-- start Given data --

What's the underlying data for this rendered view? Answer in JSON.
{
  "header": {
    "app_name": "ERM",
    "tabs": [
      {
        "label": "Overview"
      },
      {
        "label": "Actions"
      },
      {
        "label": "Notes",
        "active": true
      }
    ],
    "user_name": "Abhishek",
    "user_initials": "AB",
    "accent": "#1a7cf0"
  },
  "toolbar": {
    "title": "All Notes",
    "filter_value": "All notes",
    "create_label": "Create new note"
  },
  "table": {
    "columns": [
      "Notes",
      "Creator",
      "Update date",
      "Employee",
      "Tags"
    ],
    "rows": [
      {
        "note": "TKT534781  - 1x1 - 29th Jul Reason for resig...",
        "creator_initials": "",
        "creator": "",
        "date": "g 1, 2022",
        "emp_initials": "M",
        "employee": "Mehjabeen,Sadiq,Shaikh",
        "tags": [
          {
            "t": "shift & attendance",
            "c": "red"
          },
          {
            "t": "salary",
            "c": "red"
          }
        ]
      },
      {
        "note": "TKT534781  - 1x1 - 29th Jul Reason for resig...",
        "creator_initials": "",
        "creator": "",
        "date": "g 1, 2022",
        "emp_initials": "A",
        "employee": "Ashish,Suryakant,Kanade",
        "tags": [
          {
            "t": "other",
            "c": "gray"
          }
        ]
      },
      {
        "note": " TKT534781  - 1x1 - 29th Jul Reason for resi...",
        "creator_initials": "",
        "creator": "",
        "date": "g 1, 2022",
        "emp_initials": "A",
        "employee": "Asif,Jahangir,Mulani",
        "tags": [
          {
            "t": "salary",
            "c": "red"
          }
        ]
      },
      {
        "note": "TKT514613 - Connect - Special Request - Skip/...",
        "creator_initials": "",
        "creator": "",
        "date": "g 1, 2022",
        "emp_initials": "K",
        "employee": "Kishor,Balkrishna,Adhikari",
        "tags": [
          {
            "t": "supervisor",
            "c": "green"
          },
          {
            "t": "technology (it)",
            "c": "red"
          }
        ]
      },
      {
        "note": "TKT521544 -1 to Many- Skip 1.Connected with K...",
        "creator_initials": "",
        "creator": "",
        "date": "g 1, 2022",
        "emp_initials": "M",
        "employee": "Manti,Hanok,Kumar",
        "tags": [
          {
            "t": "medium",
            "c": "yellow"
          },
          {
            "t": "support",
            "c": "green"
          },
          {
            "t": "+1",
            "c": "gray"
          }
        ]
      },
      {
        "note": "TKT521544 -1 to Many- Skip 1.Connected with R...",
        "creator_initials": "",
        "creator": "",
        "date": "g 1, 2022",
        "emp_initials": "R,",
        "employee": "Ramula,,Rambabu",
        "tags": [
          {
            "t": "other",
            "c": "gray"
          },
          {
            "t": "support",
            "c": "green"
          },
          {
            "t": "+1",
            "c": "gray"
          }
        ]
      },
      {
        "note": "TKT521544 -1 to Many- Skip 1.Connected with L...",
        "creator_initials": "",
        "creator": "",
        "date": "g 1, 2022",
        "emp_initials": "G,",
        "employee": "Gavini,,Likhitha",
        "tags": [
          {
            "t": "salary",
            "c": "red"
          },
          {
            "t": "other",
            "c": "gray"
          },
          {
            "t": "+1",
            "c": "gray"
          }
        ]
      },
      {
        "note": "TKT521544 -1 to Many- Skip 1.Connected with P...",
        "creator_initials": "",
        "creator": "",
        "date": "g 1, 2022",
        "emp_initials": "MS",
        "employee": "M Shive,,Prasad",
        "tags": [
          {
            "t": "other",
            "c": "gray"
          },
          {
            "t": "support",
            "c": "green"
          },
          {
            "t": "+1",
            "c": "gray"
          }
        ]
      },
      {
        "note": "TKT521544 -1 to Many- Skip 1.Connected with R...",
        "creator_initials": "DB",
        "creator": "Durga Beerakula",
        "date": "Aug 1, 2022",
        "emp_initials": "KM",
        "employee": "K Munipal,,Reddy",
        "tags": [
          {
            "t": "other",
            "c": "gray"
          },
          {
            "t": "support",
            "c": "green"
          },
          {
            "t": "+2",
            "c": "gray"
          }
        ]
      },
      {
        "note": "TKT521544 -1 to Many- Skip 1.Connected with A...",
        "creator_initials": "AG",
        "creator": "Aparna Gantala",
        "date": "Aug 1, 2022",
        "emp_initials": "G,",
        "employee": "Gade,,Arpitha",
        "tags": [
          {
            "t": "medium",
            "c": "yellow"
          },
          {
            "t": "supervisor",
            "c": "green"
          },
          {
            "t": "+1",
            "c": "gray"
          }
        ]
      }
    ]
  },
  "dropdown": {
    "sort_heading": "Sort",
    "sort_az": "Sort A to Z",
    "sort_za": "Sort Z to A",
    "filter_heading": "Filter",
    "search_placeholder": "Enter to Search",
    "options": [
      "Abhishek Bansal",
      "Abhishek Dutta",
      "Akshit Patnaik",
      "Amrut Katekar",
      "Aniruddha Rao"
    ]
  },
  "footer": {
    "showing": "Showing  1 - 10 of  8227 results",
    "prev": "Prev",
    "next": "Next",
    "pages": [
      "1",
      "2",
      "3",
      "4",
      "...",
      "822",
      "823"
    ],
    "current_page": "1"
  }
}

-- end Given data --

§ **To be done**: Write the material out again in its entirety, exactly as shown.

§ **Correct output**:
What's the underlying data for this rendered view? Answer in JSON.
{
  "header": {
    "app_name": "ERM",
    "tabs": [
      {
        "label": "Overview"
      },
      {
        "label": "Actions"
      },
      {
        "label": "Notes",
        "active": true
      }
    ],
    "user_name": "Abhishek",
    "user_initials": "AB",
    "accent": "#1a7cf0"
  },
  "toolbar": {
    "title": "All Notes",
    "filter_value": "All notes",
    "create_label": "Create new note"
  },
  "table": {
    "columns": [
      "Notes",
      "Creator",
      "Update date",
      "Employee",
      "Tags"
    ],
    "rows": [
      {
        "note": "TKT534781  - 1x1 - 29th Jul Reason for resig...",
        "creator_initials": "",
        "creator": "",
        "date": "g 1, 2022",
        "emp_initials": "M",
        "employee": "Mehjabeen,Sadiq,Shaikh",
        "tags": [
          {
            "t": "shift & attendance",
            "c": "red"
          },
          {
            "t": "salary",
            "c": "red"
          }
        ]
      },
      {
        "note": "TKT534781  - 1x1 - 29th Jul Reason for resig...",
        "creator_initials": "",
        "creator": "",
        "date": "g 1, 2022",
        "emp_initials": "A",
        "employee": "Ashish,Suryakant,Kanade",
        "tags": [
          {
            "t": "other",
            "c": "gray"
          }
        ]
      },
      {
        "note": " TKT534781  - 1x1 - 29th Jul Reason for resi...",
        "creator_initials": "",
        "creator": "",
        "date": "g 1, 2022",
        "emp_initials": "A",
        "employee": "Asif,Jahangir,Mulani",
        "tags": [
          {
            "t": "salary",
            "c": "red"
          }
        ]
      },
      {
        "note": "TKT514613 - Connect - Special Request - Skip/...",
        "creator_initials": "",
        "creator": "",
        "date": "g 1, 2022",
        "emp_initials": "K",
        "employee": "Kishor,Balkrishna,Adhikari",
        "tags": [
          {
            "t": "supervisor",
            "c": "green"
          },
          {
            "t": "technology (it)",
            "c": "red"
          }
        ]
      },
      {
        "note": "TKT521544 -1 to Many- Skip 1.Connected with K...",
        "creator_initials": "",
        "creator": "",
        "date": "g 1, 2022",
        "emp_initials": "M",
        "employee": "Manti,Hanok,Kumar",
        "tags": [
          {
            "t": "medium",
            "c": "yellow"
          },
          {
            "t": "support",
            "c": "green"
          },
          {
            "t": "+1",
            "c": "gray"
          }
        ]
      },
      {
        "note": "TKT521544 -1 to Many- Skip 1.Connected with R...",
        "creator_initials": "",
        "creator": "",
        "date": "g 1, 2022",
        "emp_initials": "R,",
        "employee": "Ramula,,Rambabu",
        "tags": [
          {
            "t": "other",
            "c": "gray"
          },
          {
            "t": "support",
            "c": "green"
          },
          {
            "t": "+1",
            "c": "gray"
          }
        ]
      },
      {
        "note": "TKT521544 -1 to Many- Skip 1.Connected with L...",
        "creator_initials": "",
        "creator": "",
        "date": "g 1, 2022",
        "emp_initials": "G,",
        "employee": "Gavini,,Likhitha",
        "tags": [
          {
            "t": "salary",
            "c": "red"
          },
          {
            "t": "other",
            "c": "gray"
          },
          {
            "t": "+1",
            "c": "gray"
          }
        ]
      },
      {
        "note": "TKT521544 -1 to Many- Skip 1.Connected with P...",
        "creator_initials": "",
        "creator": "",
        "date": "g 1, 2022",
        "emp_initials": "MS",
        "employee": "M Shive,,Prasad",
        "tags": [
          {
            "t": "other",
            "c": "gray"
          },
          {
            "t": "support",
            "c": "green"
          },
          {
            "t": "+1",
            "c": "gray"
          }
        ]
      },
      {
        "note": "TKT521544 -1 to Many- Skip 1.Connected with R...",
        "creator_initials": "DB",
        "creator": "Durga Beerakula",
        "date": "Aug 1, 2022",
        "emp_initials": "KM",
        "employee": "K Munipal,,Reddy",
        "tags": [
          {
            "t": "other",
            "c": "gray"
          },
          {
            "t": "support",
            "c": "green"
          },
          {
            "t": "+2",
            "c": "gray"
          }
        ]
      },
      {
        "note": "TKT521544 -1 to Many- Skip 1.Connected with A...",
        "creator_initials": "AG",
        "creator": "Aparna Gantala",
        "date": "Aug 1, 2022",
        "emp_initials": "G,",
        "employee": "Gade,,Arpitha",
        "tags": [
          {
            "t": "medium",
            "c": "yellow"
          },
          {
            "t": "supervisor",
            "c": "green"
          },
          {
            "t": "+1",
            "c": "gray"
          }
        ]
      }
    ]
  },
  "dropdown": {
    "sort_heading": "Sort",
    "sort_az": "Sort A to Z",
    "sort_za": "Sort Z to A",
    "filter_heading": "Filter",
    "search_placeholder": "Enter to Search",
    "options": [
      "Abhishek Bansal",
      "Abhishek Dutta",
      "Akshit Patnaik",
      "Amrut Katekar",
      "Aniruddha Rao"
    ]
  },
  "footer": {
    "showing": "Showing  1 - 10 of  8227 results",
    "prev": "Prev",
    "next": "Next",
    "pages": [
      "1",
      "2",
      "3",
      "4",
      "...",
      "822",
      "823"
    ],
    "current_page": "1"
  }
}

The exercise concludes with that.